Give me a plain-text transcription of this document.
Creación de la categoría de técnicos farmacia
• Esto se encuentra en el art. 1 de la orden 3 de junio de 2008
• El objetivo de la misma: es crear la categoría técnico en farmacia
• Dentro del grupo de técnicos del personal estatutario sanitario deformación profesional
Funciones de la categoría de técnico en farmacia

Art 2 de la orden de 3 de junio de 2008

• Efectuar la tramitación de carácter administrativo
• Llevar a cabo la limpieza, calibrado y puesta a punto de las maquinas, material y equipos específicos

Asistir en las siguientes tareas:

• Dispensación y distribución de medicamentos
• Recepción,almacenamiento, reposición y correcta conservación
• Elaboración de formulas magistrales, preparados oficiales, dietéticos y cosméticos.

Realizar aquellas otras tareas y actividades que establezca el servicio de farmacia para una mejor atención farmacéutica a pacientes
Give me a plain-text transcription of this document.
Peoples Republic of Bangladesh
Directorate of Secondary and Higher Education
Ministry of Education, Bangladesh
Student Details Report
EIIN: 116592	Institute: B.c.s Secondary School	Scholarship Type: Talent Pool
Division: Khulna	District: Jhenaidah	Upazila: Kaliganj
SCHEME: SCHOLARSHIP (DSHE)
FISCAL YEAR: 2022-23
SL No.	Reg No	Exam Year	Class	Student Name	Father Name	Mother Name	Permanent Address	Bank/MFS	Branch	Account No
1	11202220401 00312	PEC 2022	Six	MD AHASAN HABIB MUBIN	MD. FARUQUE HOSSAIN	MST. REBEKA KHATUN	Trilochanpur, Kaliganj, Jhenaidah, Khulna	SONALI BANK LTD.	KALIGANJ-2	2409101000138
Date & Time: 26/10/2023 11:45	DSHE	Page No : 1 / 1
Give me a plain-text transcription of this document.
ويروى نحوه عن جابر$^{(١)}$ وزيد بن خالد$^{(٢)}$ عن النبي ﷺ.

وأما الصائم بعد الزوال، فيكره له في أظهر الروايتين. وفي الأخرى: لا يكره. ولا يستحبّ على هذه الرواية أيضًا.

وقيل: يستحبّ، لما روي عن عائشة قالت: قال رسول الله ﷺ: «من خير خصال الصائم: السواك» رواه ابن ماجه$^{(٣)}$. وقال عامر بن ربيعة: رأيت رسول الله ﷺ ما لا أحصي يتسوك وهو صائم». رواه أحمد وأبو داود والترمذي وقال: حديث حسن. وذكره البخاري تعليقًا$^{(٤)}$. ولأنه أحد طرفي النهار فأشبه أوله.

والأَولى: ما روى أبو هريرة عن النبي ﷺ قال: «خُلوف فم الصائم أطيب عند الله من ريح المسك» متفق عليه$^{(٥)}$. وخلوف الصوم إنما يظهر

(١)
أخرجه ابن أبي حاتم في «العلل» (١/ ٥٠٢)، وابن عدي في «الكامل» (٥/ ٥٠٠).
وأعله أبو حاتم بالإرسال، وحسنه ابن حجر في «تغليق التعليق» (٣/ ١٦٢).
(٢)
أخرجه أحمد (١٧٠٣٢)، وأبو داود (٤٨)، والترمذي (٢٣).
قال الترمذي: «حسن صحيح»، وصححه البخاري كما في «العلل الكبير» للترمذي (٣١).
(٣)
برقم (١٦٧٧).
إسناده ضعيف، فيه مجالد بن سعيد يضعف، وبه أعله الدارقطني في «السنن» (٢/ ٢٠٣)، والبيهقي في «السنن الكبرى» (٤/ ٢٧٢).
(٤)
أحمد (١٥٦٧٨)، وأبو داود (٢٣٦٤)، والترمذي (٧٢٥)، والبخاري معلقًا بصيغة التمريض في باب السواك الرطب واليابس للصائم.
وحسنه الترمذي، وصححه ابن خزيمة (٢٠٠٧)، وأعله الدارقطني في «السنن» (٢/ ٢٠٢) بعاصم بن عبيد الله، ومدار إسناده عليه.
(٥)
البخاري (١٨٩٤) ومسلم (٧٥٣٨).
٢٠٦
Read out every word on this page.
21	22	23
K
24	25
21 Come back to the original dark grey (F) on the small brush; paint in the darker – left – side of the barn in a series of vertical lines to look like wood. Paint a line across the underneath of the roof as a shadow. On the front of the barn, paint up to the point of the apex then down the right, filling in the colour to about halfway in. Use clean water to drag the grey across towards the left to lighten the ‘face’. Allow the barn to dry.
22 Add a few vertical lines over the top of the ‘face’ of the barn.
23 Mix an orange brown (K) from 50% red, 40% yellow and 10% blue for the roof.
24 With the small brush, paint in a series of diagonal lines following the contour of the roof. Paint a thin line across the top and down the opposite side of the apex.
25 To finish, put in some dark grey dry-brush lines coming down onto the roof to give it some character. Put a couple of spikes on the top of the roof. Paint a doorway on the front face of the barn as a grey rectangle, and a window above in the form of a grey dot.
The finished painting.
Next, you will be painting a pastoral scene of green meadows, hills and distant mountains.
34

++++++

# [Aim]
Each line of the listing should be echoed back exactly.

# [Result of the exercise]
Give me a plain-text transcription of this document.
Creación de la categoría de técnicos farmacia
• Esto se encuentra en el art. 1 de la orden 3 de junio de 2008
• El objetivo de la misma: es crear la categoría técnico en farmacia
• Dentro del grupo de técnicos del personal estatutario sanitario deformación profesional
Funciones de la categoría de técnico en farmacia

Art 2 de la orden de 3 de junio de 2008

• Efectuar la tramitación de carácter administrativo
• Llevar a cabo la limpieza, calibrado y puesta a punto de las maquinas, material y equipos específicos

Asistir en las siguientes tareas:

• Dispensación y distribución de medicamentos
• Recepción,almacenamiento, reposición y correcta conservación
• Elaboración de formulas magistrales, preparados oficiales, dietéticos y cosméticos.

Realizar aquellas otras tareas y actividades que establezca el servicio de farmacia para una mejor atención farmacéutica a pacientes
Give me a plain-text transcription of this document.
Peoples Republic of Bangladesh
Directorate of Secondary and Higher Education
Ministry of Education, Bangladesh
Student Details Report
EIIN: 116592	Institute: B.c.s Secondary School	Scholarship Type: Talent Pool
Division: Khulna	District: Jhenaidah	Upazila: Kaliganj
SCHEME: SCHOLARSHIP (DSHE)
FISCAL YEAR: 2022-23
SL No.	Reg No	Exam Year	Class	Student Name	Father Name	Mother Name	Permanent Address	Bank/MFS	Branch	Account No
1	11202220401 00312	PEC 2022	Six	MD AHASAN HABIB MUBIN	MD. FARUQUE HOSSAIN	MST. REBEKA KHATUN	Trilochanpur, Kaliganj, Jhenaidah, Khulna	SONALI BANK LTD.	KALIGANJ-2	2409101000138
Date & Time: 26/10/2023 11:45	DSHE	Page No : 1 / 1
Give me a plain-text transcription of this document.
ويروى نحوه عن جابر$^{(١)}$ وزيد بن خالد$^{(٢)}$ عن النبي ﷺ.

وأما الصائم بعد الزوال، فيكره له في أظهر الروايتين. وفي الأخرى: لا يكره. ولا يستحبّ على هذه الرواية أيضًا.

وقيل: يستحبّ، لما روي عن عائشة قالت: قال رسول الله ﷺ: «من خير خصال الصائم: السواك» رواه ابن ماجه$^{(٣)}$. وقال عامر بن ربيعة: رأيت رسول الله ﷺ ما لا أحصي يتسوك وهو صائم». رواه أحمد وأبو داود والترمذي وقال: حديث حسن. وذكره البخاري تعليقًا$^{(٤)}$. ولأنه أحد طرفي النهار فأشبه أوله.

والأَولى: ما روى أبو هريرة عن النبي ﷺ قال: «خُلوف فم الصائم أطيب عند الله من ريح المسك» متفق عليه$^{(٥)}$. وخلوف الصوم إنما يظهر

(١)
أخرجه ابن أبي حاتم في «العلل» (١/ ٥٠٢)، وابن عدي في «الكامل» (٥/ ٥٠٠).
وأعله أبو حاتم بالإرسال، وحسنه ابن حجر في «تغليق التعليق» (٣/ ١٦٢).
(٢)
أخرجه أحمد (١٧٠٣٢)، وأبو داود (٤٨)، والترمذي (٢٣).
قال الترمذي: «حسن صحيح»، وصححه البخاري كما في «العلل الكبير» للترمذي (٣١).
(٣)
برقم (١٦٧٧).
إسناده ضعيف، فيه مجالد بن سعيد يضعف، وبه أعله الدارقطني في «السنن» (٢/ ٢٠٣)، والبيهقي في «السنن الكبرى» (٤/ ٢٧٢).
(٤)
أحمد (١٥٦٧٨)، وأبو داود (٢٣٦٤)، والترمذي (٧٢٥)، والبخاري معلقًا بصيغة التمريض في باب السواك الرطب واليابس للصائم.
وحسنه الترمذي، وصححه ابن خزيمة (٢٠٠٧)، وأعله الدارقطني في «السنن» (٢/ ٢٠٢) بعاصم بن عبيد الله، ومدار إسناده عليه.
(٥)
البخاري (١٨٩٤) ومسلم (٧٥٣٨).
٢٠٦
Read out every word on this page.
21	22	23
K
24	25
21 Come back to the original dark grey (F) on the small brush; paint in the darker – left – side of the barn in a series of vertical lines to look like wood. Paint a line across the underneath of the roof as a shadow. On the front of the barn, paint up to the point of the apex then down the right, filling in the colour to about halfway in. Use clean water to drag the grey across towards the left to lighten the ‘face’. Allow the barn to dry.
22 Add a few vertical lines over the top of the ‘face’ of the barn.
23 Mix an orange brown (K) from 50% red, 40% yellow and 10% blue for the roof.
24 With the small brush, paint in a series of diagonal lines following the contour of the roof. Paint a thin line across the top and down the opposite side of the apex.
25 To finish, put in some dark grey dry-brush lines coming down onto the roof to give it some character. Put a couple of spikes on the top of the roof. Paint a doorway on the front face of the barn as a grey rectangle, and a window above in the form of a grey dot.
The finished painting.
Next, you will be painting a pastoral scene of green meadows, hills and distant mountains.
34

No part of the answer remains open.